Give the material again in full, matching it exactly.

═════ AVAILABLE RECORDS

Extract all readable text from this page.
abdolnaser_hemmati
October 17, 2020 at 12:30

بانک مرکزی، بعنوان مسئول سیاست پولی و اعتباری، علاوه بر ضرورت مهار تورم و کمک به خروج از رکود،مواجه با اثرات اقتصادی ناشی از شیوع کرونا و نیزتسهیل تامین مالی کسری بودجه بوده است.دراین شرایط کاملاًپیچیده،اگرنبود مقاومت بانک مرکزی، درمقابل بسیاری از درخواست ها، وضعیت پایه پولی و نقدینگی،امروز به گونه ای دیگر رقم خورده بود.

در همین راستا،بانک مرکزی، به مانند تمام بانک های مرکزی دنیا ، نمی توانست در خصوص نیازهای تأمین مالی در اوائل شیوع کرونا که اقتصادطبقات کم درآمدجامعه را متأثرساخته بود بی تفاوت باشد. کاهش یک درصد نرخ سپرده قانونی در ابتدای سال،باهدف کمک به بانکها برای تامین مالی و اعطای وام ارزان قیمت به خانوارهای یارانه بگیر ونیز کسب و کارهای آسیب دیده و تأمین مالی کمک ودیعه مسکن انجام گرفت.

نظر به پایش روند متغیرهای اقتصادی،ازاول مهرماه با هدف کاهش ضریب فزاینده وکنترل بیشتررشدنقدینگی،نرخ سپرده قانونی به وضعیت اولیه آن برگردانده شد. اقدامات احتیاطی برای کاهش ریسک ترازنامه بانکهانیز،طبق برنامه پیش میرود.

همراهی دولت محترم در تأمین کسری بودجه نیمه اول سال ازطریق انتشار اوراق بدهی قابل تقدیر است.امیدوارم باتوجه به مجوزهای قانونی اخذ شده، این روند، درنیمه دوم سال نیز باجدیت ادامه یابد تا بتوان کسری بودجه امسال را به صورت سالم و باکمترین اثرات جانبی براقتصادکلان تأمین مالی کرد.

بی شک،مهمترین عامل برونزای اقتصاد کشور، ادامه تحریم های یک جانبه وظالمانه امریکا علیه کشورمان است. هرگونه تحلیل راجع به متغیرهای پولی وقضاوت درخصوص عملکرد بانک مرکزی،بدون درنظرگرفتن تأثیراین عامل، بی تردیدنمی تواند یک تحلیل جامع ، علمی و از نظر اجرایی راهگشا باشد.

══════════

#### [WRITTEN SOLUTION]
Extract all readable text from this page.
abdolnaser_hemmati
October 17, 2020 at 12:30

بانک مرکزی، بعنوان مسئول سیاست پولی و اعتباری، علاوه بر ضرورت مهار تورم و کمک به خروج از رکود،مواجه با اثرات اقتصادی ناشی از شیوع کرونا و نیزتسهیل تامین مالی کسری بودجه بوده است.دراین شرایط کاملاًپیچیده،اگرنبود مقاومت بانک مرکزی، درمقابل بسیاری از درخواست ها، وضعیت پایه پولی و نقدینگی،امروز به گونه ای دیگر رقم خورده بود.

در همین راستا،بانک مرکزی، به مانند تمام بانک های مرکزی دنیا ، نمی توانست در خصوص نیازهای تأمین مالی در اوائل شیوع کرونا که اقتصادطبقات کم درآمدجامعه را متأثرساخته بود بی تفاوت باشد. کاهش یک درصد نرخ سپرده قانونی در ابتدای سال،باهدف کمک به بانکها برای تامین مالی و اعطای وام ارزان قیمت به خانوارهای یارانه بگیر ونیز کسب و کارهای آسیب دیده و تأمین مالی کمک ودیعه مسکن انجام گرفت.

نظر به پایش روند متغیرهای اقتصادی،ازاول مهرماه با هدف کاهش ضریب فزاینده وکنترل بیشتررشدنقدینگی،نرخ سپرده قانونی به وضعیت اولیه آن برگردانده شد. اقدامات احتیاطی برای کاهش ریسک ترازنامه بانکهانیز،طبق برنامه پیش میرود.

همراهی دولت محترم در تأمین کسری بودجه نیمه اول سال ازطریق انتشار اوراق بدهی قابل تقدیر است.امیدوارم باتوجه به مجوزهای قانونی اخذ شده، این روند، درنیمه دوم سال نیز باجدیت ادامه یابد تا بتوان کسری بودجه امسال را به صورت سالم و باکمترین اثرات جانبی براقتصادکلان تأمین مالی کرد.

بی شک،مهمترین عامل برونزای اقتصاد کشور، ادامه تحریم های یک جانبه وظالمانه امریکا علیه کشورمان است. هرگونه تحلیل راجع به متغیرهای پولی وقضاوت درخصوص عملکرد بانک مرکزی،بدون درنظرگرفتن تأثیراین عامل، بی تردیدنمی تواند یک تحلیل جامع ، علمی و از نظر اجرایی راهگشا باشد.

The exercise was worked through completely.